• WHAT IS EXPECTED: Please print all of the material below, word for word.

—————

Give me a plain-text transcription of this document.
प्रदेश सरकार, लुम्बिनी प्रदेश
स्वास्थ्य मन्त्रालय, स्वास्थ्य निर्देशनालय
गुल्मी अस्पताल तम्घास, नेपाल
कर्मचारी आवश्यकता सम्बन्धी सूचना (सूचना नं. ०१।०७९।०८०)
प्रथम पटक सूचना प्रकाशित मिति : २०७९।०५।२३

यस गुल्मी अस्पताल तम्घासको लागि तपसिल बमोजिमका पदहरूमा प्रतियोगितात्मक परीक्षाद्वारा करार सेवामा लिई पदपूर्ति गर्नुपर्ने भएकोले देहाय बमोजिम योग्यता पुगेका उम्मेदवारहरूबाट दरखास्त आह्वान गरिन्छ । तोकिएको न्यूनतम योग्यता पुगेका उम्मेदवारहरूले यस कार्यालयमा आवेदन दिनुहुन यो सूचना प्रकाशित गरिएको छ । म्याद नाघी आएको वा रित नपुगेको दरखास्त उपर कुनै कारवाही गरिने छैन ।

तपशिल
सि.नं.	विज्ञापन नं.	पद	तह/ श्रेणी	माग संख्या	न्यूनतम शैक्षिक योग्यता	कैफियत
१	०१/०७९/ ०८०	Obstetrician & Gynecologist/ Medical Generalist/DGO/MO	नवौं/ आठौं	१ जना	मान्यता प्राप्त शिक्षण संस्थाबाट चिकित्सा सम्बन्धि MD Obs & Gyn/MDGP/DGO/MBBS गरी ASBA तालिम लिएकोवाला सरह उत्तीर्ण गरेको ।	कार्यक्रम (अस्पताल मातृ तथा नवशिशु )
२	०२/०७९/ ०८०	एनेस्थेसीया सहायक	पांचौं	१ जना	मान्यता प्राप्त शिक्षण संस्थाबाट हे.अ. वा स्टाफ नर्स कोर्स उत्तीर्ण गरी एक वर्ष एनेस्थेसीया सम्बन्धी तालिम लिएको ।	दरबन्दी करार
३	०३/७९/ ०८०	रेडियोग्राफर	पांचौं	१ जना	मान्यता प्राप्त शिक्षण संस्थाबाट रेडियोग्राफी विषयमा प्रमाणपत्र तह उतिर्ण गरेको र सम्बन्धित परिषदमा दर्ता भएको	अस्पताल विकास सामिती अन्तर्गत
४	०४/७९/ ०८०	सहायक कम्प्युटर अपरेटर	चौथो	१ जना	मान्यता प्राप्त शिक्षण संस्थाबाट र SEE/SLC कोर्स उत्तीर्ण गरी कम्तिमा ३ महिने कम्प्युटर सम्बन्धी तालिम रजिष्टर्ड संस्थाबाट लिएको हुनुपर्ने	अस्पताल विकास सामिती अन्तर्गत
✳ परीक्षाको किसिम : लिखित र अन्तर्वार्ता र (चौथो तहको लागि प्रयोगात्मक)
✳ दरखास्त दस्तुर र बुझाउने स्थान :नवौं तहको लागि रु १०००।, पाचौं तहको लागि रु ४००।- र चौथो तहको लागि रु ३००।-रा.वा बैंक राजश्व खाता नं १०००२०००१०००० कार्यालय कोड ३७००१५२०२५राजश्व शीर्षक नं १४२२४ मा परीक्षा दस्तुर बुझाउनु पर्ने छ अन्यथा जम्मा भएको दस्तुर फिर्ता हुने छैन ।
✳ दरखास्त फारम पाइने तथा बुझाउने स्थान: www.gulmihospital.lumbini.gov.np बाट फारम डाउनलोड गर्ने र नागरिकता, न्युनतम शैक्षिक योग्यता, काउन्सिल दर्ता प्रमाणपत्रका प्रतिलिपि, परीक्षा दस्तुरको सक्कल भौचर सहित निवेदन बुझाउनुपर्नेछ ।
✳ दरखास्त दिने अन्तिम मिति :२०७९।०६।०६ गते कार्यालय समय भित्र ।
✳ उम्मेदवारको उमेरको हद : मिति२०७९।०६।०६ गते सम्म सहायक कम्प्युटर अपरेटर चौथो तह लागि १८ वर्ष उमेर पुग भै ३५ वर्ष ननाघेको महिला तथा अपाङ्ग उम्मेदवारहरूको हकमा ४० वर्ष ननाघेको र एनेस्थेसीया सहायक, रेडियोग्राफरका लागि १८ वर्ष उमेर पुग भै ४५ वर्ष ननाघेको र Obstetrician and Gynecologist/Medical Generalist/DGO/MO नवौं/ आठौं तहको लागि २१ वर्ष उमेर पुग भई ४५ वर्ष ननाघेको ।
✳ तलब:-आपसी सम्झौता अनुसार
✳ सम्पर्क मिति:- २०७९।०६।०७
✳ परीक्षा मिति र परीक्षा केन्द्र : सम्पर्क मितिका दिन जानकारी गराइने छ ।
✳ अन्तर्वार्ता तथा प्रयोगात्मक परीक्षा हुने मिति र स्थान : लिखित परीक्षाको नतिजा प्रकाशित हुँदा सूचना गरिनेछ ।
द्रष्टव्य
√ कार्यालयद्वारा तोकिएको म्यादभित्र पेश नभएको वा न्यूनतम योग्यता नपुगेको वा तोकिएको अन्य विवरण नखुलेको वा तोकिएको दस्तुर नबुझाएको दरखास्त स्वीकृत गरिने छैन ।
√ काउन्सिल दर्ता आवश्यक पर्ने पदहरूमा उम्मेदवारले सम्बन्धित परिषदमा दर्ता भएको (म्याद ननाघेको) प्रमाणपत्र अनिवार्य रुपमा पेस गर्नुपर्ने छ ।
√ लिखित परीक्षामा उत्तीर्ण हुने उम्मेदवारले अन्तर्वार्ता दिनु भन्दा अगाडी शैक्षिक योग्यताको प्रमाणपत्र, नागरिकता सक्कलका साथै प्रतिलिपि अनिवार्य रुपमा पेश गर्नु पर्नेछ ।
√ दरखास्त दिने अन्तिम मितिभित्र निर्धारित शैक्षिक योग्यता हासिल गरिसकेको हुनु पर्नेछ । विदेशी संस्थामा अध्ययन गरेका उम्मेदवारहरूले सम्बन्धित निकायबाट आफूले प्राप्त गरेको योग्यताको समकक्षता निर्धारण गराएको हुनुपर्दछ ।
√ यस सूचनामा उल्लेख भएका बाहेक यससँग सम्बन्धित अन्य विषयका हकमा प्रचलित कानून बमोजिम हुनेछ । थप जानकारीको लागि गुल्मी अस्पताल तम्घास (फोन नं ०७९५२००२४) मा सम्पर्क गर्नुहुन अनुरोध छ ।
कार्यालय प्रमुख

—————

• WRITTEN REPLY:
Give me a plain-text transcription of this document.
प्रदेश सरकार, लुम्बिनी प्रदेश
स्वास्थ्य मन्त्रालय, स्वास्थ्य निर्देशनालय
गुल्मी अस्पताल तम्घास, नेपाल
कर्मचारी आवश्यकता सम्बन्धी सूचना (सूचना नं. ०१।०७९।०८०)
प्रथम पटक सूचना प्रकाशित मिति : २०७९।०५।२३

यस गुल्मी अस्पताल तम्घासको लागि तपसिल बमोजिमका पदहरूमा प्रतियोगितात्मक परीक्षाद्वारा करार सेवामा लिई पदपूर्ति गर्नुपर्ने भएकोले देहाय बमोजिम योग्यता पुगेका उम्मेदवारहरूबाट दरखास्त आह्वान गरिन्छ । तोकिएको न्यूनतम योग्यता पुगेका उम्मेदवारहरूले यस कार्यालयमा आवेदन दिनुहुन यो सूचना प्रकाशित गरिएको छ । म्याद नाघी आएको वा रित नपुगेको दरखास्त उपर कुनै कारवाही गरिने छैन ।

तपशिल
सि.नं.	विज्ञापन नं.	पद	तह/ श्रेणी	माग संख्या	न्यूनतम शैक्षिक योग्यता	कैफियत
१	०१/०७९/ ०८०	Obstetrician & Gynecologist/ Medical Generalist/DGO/MO	नवौं/ आठौं	१ जना	मान्यता प्राप्त शिक्षण संस्थाबाट चिकित्सा सम्बन्धि MD Obs & Gyn/MDGP/DGO/MBBS गरी ASBA तालिम लिएकोवाला सरह उत्तीर्ण गरेको ।	कार्यक्रम (अस्पताल मातृ तथा नवशिशु )
२	०२/०७९/ ०८०	एनेस्थेसीया सहायक	पांचौं	१ जना	मान्यता प्राप्त शिक्षण संस्थाबाट हे.अ. वा स्टाफ नर्स कोर्स उत्तीर्ण गरी एक वर्ष एनेस्थेसीया सम्बन्धी तालिम लिएको ।	दरबन्दी करार
३	०३/७९/ ०८०	रेडियोग्राफर	पांचौं	१ जना	मान्यता प्राप्त शिक्षण संस्थाबाट रेडियोग्राफी विषयमा प्रमाणपत्र तह उतिर्ण गरेको र सम्बन्धित परिषदमा दर्ता भएको	अस्पताल विकास सामिती अन्तर्गत
४	०४/७९/ ०८०	सहायक कम्प्युटर अपरेटर	चौथो	१ जना	मान्यता प्राप्त शिक्षण संस्थाबाट र SEE/SLC कोर्स उत्तीर्ण गरी कम्तिमा ३ महिने कम्प्युटर सम्बन्धी तालिम रजिष्टर्ड संस्थाबाट लिएको हुनुपर्ने	अस्पताल विकास सामिती अन्तर्गत
✳ परीक्षाको किसिम : लिखित र अन्तर्वार्ता र (चौथो तहको लागि प्रयोगात्मक)
✳ दरखास्त दस्तुर र बुझाउने स्थान :नवौं तहको लागि रु १०००।, पाचौं तहको लागि रु ४००।- र चौथो तहको लागि रु ३००।-रा.वा बैंक राजश्व खाता नं १०००२०००१०००० कार्यालय कोड ३७००१५२०२५राजश्व शीर्षक नं १४२२४ मा परीक्षा दस्तुर बुझाउनु पर्ने छ अन्यथा जम्मा भएको दस्तुर फिर्ता हुने छैन ।
✳ दरखास्त फारम पाइने तथा बुझाउने स्थान: www.gulmihospital.lumbini.gov.np बाट फारम डाउनलोड गर्ने र नागरिकता, न्युनतम शैक्षिक योग्यता, काउन्सिल दर्ता प्रमाणपत्रका प्रतिलिपि, परीक्षा दस्तुरको सक्कल भौचर सहित निवेदन बुझाउनुपर्नेछ ।
✳ दरखास्त दिने अन्तिम मिति :२०७९।०६।०६ गते कार्यालय समय भित्र ।
✳ उम्मेदवारको उमेरको हद : मिति२०७९।०६।०६ गते सम्म सहायक कम्प्युटर अपरेटर चौथो तह लागि १८ वर्ष उमेर पुग भै ३५ वर्ष ननाघेको महिला तथा अपाङ्ग उम्मेदवारहरूको हकमा ४० वर्ष ननाघेको र एनेस्थेसीया सहायक, रेडियोग्राफरका लागि १८ वर्ष उमेर पुग भै ४५ वर्ष ननाघेको र Obstetrician and Gynecologist/Medical Generalist/DGO/MO नवौं/ आठौं तहको लागि २१ वर्ष उमेर पुग भई ४५ वर्ष ननाघेको ।
✳ तलब:-आपसी सम्झौता अनुसार
✳ सम्पर्क मिति:- २०७९।०६।०७
✳ परीक्षा मिति र परीक्षा केन्द्र : सम्पर्क मितिका दिन जानकारी गराइने छ ।
✳ अन्तर्वार्ता तथा प्रयोगात्मक परीक्षा हुने मिति र स्थान : लिखित परीक्षाको नतिजा प्रकाशित हुँदा सूचना गरिनेछ ।
द्रष्टव्य
√ कार्यालयद्वारा तोकिएको म्यादभित्र पेश नभएको वा न्यूनतम योग्यता नपुगेको वा तोकिएको अन्य विवरण नखुलेको वा तोकिएको दस्तुर नबुझाएको दरखास्त स्वीकृत गरिने छैन ।
√ काउन्सिल दर्ता आवश्यक पर्ने पदहरूमा उम्मेदवारले सम्बन्धित परिषदमा दर्ता भएको (म्याद ननाघेको) प्रमाणपत्र अनिवार्य रुपमा पेस गर्नुपर्ने छ ।
√ लिखित परीक्षामा उत्तीर्ण हुने उम्मेदवारले अन्तर्वार्ता दिनु भन्दा अगाडी शैक्षिक योग्यताको प्रमाणपत्र, नागरिकता सक्कलका साथै प्रतिलिपि अनिवार्य रुपमा पेश गर्नु पर्नेछ ।
√ दरखास्त दिने अन्तिम मितिभित्र निर्धारित शैक्षिक योग्यता हासिल गरिसकेको हुनु पर्नेछ । विदेशी संस्थामा अध्ययन गरेका उम्मेदवारहरूले सम्बन्धित निकायबाट आफूले प्राप्त गरेको योग्यताको समकक्षता निर्धारण गराएको हुनुपर्दछ ।
√ यस सूचनामा उल्लेख भएका बाहेक यससँग सम्बन्धित अन्य विषयका हकमा प्रचलित कानून बमोजिम हुनेछ । थप जानकारीको लागि गुल्मी अस्पताल तम्घास (फोन नं ०७९५२००२४) मा सम्पर्क गर्नुहुन अनुरोध छ ।
कार्यालय प्रमुख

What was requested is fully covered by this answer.